▶ **Provided records**

>>>>

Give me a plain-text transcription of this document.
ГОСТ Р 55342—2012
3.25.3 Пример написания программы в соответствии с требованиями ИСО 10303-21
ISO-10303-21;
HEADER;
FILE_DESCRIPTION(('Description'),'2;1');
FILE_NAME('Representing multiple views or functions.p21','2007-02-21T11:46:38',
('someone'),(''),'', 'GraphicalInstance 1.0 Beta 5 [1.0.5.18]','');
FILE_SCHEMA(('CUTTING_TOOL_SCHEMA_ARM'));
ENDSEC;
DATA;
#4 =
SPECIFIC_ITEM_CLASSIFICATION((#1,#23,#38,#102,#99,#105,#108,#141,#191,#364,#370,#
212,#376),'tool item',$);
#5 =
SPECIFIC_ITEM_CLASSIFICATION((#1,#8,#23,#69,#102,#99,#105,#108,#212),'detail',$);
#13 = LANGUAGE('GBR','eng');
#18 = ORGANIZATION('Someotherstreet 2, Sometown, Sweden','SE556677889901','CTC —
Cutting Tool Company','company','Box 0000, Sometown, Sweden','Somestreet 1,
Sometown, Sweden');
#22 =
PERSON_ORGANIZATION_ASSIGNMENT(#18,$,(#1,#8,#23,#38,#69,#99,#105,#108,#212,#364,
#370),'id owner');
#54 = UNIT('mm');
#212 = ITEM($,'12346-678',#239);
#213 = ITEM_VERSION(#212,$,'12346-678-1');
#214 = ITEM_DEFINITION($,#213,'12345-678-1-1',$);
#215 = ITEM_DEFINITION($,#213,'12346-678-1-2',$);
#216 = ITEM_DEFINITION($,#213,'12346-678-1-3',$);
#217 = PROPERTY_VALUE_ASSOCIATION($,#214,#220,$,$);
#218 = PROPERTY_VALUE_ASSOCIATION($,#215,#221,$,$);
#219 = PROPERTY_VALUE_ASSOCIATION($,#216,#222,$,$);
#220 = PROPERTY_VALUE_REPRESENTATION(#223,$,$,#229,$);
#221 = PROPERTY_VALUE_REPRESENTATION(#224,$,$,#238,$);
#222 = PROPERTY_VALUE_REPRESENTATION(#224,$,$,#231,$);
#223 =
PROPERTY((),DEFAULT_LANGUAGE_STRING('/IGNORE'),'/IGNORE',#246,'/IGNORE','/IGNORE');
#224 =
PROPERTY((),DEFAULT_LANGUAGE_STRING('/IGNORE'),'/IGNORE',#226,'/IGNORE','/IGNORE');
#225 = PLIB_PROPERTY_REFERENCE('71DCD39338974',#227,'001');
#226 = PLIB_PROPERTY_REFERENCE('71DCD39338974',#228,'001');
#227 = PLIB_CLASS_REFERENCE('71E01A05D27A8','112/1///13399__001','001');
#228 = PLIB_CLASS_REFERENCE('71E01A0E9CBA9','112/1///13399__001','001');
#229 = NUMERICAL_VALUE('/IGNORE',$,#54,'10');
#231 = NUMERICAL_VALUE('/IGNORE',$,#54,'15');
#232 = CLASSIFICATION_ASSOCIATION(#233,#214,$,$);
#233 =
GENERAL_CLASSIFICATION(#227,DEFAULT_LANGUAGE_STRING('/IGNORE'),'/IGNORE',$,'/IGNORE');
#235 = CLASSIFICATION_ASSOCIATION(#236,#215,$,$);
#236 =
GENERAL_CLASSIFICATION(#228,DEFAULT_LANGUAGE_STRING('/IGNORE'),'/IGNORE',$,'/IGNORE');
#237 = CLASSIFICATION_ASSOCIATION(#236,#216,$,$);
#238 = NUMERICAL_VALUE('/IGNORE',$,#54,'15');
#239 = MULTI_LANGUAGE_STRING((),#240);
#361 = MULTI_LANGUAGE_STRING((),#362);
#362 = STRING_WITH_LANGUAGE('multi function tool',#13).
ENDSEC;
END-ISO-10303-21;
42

<<<<

▶ **What is expected**
Would you copy out each line exactly as written?

▶ **Final result**
Give me a plain-text transcription of this document.
ГОСТ Р 55342—2012
3.25.3 Пример написания программы в соответствии с требованиями ИСО 10303-21
ISO-10303-21;
HEADER;
FILE_DESCRIPTION(('Description'),'2;1');
FILE_NAME('Representing multiple views or functions.p21','2007-02-21T11:46:38',
('someone'),(''),'', 'GraphicalInstance 1.0 Beta 5 [1.0.5.18]','');
FILE_SCHEMA(('CUTTING_TOOL_SCHEMA_ARM'));
ENDSEC;
DATA;
#4 =
SPECIFIC_ITEM_CLASSIFICATION((#1,#23,#38,#102,#99,#105,#108,#141,#191,#364,#370,#
212,#376),'tool item',$);
#5 =
SPECIFIC_ITEM_CLASSIFICATION((#1,#8,#23,#69,#102,#99,#105,#108,#212),'detail',$);
#13 = LANGUAGE('GBR','eng');
#18 = ORGANIZATION('Someotherstreet 2, Sometown, Sweden','SE556677889901','CTC —
Cutting Tool Company','company','Box 0000, Sometown, Sweden','Somestreet 1,
Sometown, Sweden');
#22 =
PERSON_ORGANIZATION_ASSIGNMENT(#18,$,(#1,#8,#23,#38,#69,#99,#105,#108,#212,#364,
#370),'id owner');
#54 = UNIT('mm');
#212 = ITEM($,'12346-678',#239);
#213 = ITEM_VERSION(#212,$,'12346-678-1');
#214 = ITEM_DEFINITION($,#213,'12345-678-1-1',$);
#215 = ITEM_DEFINITION($,#213,'12346-678-1-2',$);
#216 = ITEM_DEFINITION($,#213,'12346-678-1-3',$);
#217 = PROPERTY_VALUE_ASSOCIATION($,#214,#220,$,$);
#218 = PROPERTY_VALUE_ASSOCIATION($,#215,#221,$,$);
#219 = PROPERTY_VALUE_ASSOCIATION($,#216,#222,$,$);
#220 = PROPERTY_VALUE_REPRESENTATION(#223,$,$,#229,$);
#221 = PROPERTY_VALUE_REPRESENTATION(#224,$,$,#238,$);
#222 = PROPERTY_VALUE_REPRESENTATION(#224,$,$,#231,$);
#223 =
PROPERTY((),DEFAULT_LANGUAGE_STRING('/IGNORE'),'/IGNORE',#246,'/IGNORE','/IGNORE');
#224 =
PROPERTY((),DEFAULT_LANGUAGE_STRING('/IGNORE'),'/IGNORE',#226,'/IGNORE','/IGNORE');
#225 = PLIB_PROPERTY_REFERENCE('71DCD39338974',#227,'001');
#226 = PLIB_PROPERTY_REFERENCE('71DCD39338974',#228,'001');
#227 = PLIB_CLASS_REFERENCE('71E01A05D27A8','112/1///13399__001','001');
#228 = PLIB_CLASS_REFERENCE('71E01A0E9CBA9','112/1///13399__001','001');
#229 = NUMERICAL_VALUE('/IGNORE',$,#54,'10');
#231 = NUMERICAL_VALUE('/IGNORE',$,#54,'15');
#232 = CLASSIFICATION_ASSOCIATION(#233,#214,$,$);
#233 =
GENERAL_CLASSIFICATION(#227,DEFAULT_LANGUAGE_STRING('/IGNORE'),'/IGNORE',$,'/IGNORE');
#235 = CLASSIFICATION_ASSOCIATION(#236,#215,$,$);
#236 =
GENERAL_CLASSIFICATION(#228,DEFAULT_LANGUAGE_STRING('/IGNORE'),'/IGNORE',$,'/IGNORE');
#237 = CLASSIFICATION_ASSOCIATION(#236,#216,$,$);
#238 = NUMERICAL_VALUE('/IGNORE',$,#54,'15');
#239 = MULTI_LANGUAGE_STRING((),#240);
#361 = MULTI_LANGUAGE_STRING((),#362);
#362 = STRING_WITH_LANGUAGE('multi function tool',#13).
ENDSEC;
END-ISO-10303-21;
42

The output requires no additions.